_Trecho da página_.

________________

Pílulas de Literatura: Camus, o absurdo da vidinha e o esgotamento da carne

Trecho d'O Mito de Sísifo, de Albert Camus

“Cenários desabarem é coisa que acontece. Acordar, bonde, quadro horas no escritório ou na fábrica, almoço, bonde, quatro horas de trabalho, jantar, sono e segunda terça quarta quinta sexta e sábado no mesmo ritmo, um percurso que transcorre sem problemas a maior parte do tempo. Um belo dia, surge o ‘por quê’ e tudo começa a entrar numa lassidão tingida de assombro. ‘Começa’, isto é o importante. A lassidão está ao final dos atos de uma vida maquinal, mas inaugura ao mesmo tempo um movimento da consciência. Ela o desperta e provoca sua continuação. A continuação é um retorno inconsciente aos grilhões, ou é o despertar definitivo. Depois do despertar vem, com o tempo, a conseqüência: suicídio ou restabelecimento.

________________

_Dados brutos_.

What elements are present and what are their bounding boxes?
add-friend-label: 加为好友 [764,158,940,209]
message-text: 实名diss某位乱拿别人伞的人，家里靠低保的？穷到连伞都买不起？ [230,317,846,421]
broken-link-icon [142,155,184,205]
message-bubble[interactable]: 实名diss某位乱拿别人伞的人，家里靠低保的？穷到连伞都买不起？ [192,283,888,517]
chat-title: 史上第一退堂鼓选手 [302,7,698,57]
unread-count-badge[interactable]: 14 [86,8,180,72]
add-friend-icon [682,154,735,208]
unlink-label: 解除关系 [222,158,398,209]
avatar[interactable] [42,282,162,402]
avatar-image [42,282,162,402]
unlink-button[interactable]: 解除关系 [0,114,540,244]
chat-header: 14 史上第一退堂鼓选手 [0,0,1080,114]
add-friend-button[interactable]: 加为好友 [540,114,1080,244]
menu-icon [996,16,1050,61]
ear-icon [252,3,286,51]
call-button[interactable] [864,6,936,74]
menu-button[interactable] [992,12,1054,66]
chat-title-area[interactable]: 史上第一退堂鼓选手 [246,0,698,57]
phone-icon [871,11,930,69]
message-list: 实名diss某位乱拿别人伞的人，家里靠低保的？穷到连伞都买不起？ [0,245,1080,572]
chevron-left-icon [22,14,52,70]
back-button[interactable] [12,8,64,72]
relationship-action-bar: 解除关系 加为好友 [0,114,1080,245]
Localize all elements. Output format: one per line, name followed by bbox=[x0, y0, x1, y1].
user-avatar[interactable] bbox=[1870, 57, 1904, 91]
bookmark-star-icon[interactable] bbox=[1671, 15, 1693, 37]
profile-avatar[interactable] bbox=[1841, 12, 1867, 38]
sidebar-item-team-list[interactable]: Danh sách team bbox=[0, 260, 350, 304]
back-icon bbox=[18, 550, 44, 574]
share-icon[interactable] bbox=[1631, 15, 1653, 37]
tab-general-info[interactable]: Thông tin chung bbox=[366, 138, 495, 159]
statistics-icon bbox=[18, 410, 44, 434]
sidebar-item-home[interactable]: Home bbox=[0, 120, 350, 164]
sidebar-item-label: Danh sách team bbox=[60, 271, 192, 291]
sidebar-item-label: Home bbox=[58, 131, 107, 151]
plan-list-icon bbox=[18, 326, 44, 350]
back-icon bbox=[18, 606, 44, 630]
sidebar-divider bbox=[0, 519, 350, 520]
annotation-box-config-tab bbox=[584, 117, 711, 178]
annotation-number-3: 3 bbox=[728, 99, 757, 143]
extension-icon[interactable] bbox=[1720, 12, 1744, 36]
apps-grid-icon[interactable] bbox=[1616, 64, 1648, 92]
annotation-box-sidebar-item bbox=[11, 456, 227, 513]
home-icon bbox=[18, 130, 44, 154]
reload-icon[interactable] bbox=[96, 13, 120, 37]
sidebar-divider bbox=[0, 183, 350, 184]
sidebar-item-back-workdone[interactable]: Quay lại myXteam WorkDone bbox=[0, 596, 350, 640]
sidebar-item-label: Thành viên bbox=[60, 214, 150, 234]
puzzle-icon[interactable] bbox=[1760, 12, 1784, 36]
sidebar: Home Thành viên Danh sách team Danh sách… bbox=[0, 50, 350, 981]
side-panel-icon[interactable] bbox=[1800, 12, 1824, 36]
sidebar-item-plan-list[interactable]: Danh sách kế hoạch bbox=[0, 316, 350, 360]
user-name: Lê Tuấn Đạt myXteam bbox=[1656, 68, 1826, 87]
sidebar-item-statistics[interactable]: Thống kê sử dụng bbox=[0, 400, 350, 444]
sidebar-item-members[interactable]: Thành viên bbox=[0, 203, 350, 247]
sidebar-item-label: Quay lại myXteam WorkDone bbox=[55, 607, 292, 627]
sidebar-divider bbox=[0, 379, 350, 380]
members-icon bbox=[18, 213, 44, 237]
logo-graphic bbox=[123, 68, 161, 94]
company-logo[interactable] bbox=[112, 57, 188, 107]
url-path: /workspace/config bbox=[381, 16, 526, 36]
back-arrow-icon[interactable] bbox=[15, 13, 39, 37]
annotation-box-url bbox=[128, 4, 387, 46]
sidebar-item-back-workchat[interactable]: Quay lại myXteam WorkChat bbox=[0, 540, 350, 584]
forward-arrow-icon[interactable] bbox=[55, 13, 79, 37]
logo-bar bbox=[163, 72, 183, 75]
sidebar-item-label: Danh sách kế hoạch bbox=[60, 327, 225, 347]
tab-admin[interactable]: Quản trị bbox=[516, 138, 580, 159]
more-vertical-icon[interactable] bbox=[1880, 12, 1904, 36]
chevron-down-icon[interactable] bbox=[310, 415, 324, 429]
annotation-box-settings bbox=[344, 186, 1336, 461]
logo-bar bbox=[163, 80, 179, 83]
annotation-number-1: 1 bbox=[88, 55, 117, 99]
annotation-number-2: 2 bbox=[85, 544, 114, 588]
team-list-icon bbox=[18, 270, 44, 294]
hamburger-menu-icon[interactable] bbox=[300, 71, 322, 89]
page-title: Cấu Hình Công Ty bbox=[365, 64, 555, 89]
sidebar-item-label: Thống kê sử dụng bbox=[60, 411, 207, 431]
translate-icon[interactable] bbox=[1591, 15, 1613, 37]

________________

_O que fazer_. Prossiga o trecho de Camus sobre a rotina e o despertar da consciência, começando logo após a última frase apresentada.

_Resultado_.
Em si, a lassidão tem algo de desalentador. Aqui devo concluir que ela é boa. Pois tudo começa pela consciência e nada vale sem ela. Estas observações nada têm de original. Mas são evidentes: isto basta por algum tempo, até fazermos um reconhecimento sumário das origens do absurdo. O simples “cuidado” está na origem de tudo.

Da mesma maneira, e em todos os dias de uma vida sem brilho, o tempo nos leva. Mas sempre chega uma hora em que temos de levá-lo. Vivemos no futuro: ‘amanhã’, ‘mais tarde’, ‘quando você conseguir uma posição’, ‘com o tempo vai entender’. Estas inconsequências são admiráveis, porque afinal trata-se de morrer. Chega o dia em que o homem constata ou diz que tem trinta anos. Afirma assim a sua juventude. Mas, no mesmo movimento, situa-se em relação ao tempo. Ocupa nele o seu lugar. Reconhece que está num certo momento de uma curva que, admite, precisa percorrer. Pertence ao tempo e reconhece seu pior inimigo nesse horror que o invade. O amanhã, ele ansiava o amanhã, quando tudo em si deveria rejeitá-lo.
Essa revolta da carne é o absurdo.”

 

CAMUS, Albert. O Mito de Sísifo. São Paulo: Record, 2004.
P. 27.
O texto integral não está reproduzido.